====== Excerpted records
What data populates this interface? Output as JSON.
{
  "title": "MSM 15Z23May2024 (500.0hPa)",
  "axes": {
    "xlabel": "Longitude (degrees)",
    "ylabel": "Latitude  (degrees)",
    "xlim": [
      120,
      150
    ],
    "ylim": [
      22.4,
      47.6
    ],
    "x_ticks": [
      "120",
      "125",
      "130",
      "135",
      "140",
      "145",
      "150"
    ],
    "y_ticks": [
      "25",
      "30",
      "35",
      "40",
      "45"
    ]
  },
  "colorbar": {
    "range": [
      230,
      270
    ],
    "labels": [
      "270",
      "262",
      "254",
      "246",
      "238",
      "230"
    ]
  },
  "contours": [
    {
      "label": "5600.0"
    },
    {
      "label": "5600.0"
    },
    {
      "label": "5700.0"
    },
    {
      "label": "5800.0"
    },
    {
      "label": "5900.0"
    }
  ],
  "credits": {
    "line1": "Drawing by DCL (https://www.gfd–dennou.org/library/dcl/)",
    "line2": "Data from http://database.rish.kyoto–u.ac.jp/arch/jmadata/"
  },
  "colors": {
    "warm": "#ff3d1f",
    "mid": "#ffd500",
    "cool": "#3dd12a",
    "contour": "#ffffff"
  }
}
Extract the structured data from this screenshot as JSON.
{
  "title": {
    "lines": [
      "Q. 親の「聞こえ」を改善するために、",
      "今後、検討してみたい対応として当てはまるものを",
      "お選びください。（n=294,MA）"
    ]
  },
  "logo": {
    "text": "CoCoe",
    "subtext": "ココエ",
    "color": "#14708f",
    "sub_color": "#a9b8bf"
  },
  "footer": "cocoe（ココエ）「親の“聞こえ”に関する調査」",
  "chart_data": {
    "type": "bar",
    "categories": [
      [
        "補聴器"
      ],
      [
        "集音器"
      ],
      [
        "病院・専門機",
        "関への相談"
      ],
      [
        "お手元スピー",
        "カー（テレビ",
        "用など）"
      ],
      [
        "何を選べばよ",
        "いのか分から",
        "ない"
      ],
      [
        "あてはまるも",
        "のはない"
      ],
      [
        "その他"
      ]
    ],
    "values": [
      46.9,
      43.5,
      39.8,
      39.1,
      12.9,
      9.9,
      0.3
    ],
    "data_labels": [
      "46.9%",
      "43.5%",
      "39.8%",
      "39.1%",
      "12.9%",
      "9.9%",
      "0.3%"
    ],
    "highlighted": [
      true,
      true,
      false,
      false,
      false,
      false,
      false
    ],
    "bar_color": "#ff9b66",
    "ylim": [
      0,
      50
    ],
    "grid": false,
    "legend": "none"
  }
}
============
__What the task requires__
The records above need to be transcribed in full. Keep every character unchanged.

__Solved problem__
What data populates this interface? Output as JSON.
{
  "title": "MSM 15Z23May2024 (500.0hPa)",
  "axes": {
    "xlabel": "Longitude (degrees)",
    "ylabel": "Latitude  (degrees)",
    "xlim": [
      120,
      150
    ],
    "ylim": [
      22.4,
      47.6
    ],
    "x_ticks": [
      "120",
      "125",
      "130",
      "135",
      "140",
      "145",
      "150"
    ],
    "y_ticks": [
      "25",
      "30",
      "35",
      "40",
      "45"
    ]
  },
  "colorbar": {
    "range": [
      230,
      270
    ],
    "labels": [
      "270",
      "262",
      "254",
      "246",
      "238",
      "230"
    ]
  },
  "contours": [
    {
      "label": "5600.0"
    },
    {
      "label": "5600.0"
    },
    {
      "label": "5700.0"
    },
    {
      "label": "5800.0"
    },
    {
      "label": "5900.0"
    }
  ],
  "credits": {
    "line1": "Drawing by DCL (https://www.gfd–dennou.org/library/dcl/)",
    "line2": "Data from http://database.rish.kyoto–u.ac.jp/arch/jmadata/"
  },
  "colors": {
    "warm": "#ff3d1f",
    "mid": "#ffd500",
    "cool": "#3dd12a",
    "contour": "#ffffff"
  }
}
Extract the structured data from this screenshot as JSON.
{
  "title": {
    "lines": [
      "Q. 親の「聞こえ」を改善するために、",
      "今後、検討してみたい対応として当てはまるものを",
      "お選びください。（n=294,MA）"
    ]
  },
  "logo": {
    "text": "CoCoe",
    "subtext": "ココエ",
    "color": "#14708f",
    "sub_color": "#a9b8bf"
  },
  "footer": "cocoe（ココエ）「親の“聞こえ”に関する調査」",
  "chart_data": {
    "type": "bar",
    "categories": [
      [
        "補聴器"
      ],
      [
        "集音器"
      ],
      [
        "病院・専門機",
        "関への相談"
      ],
      [
        "お手元スピー",
        "カー（テレビ",
        "用など）"
      ],
      [
        "何を選べばよ",
        "いのか分から",
        "ない"
      ],
      [
        "あてはまるも",
        "のはない"
      ],
      [
        "その他"
      ]
    ],
    "values": [
      46.9,
      43.5,
      39.8,
      39.1,
      12.9,
      9.9,
      0.3
    ],
    "data_labels": [
      "46.9%",
      "43.5%",
      "39.8%",
      "39.1%",
      "12.9%",
      "9.9%",
      "0.3%"
    ],
    "highlighted": [
      true,
      true,
      false,
      false,
      false,
      false,
      false
    ],
    "bar_color": "#ff9b66",
    "ylim": [
      0,
      50
    ],
    "grid": false,
    "legend": "none"
  }
}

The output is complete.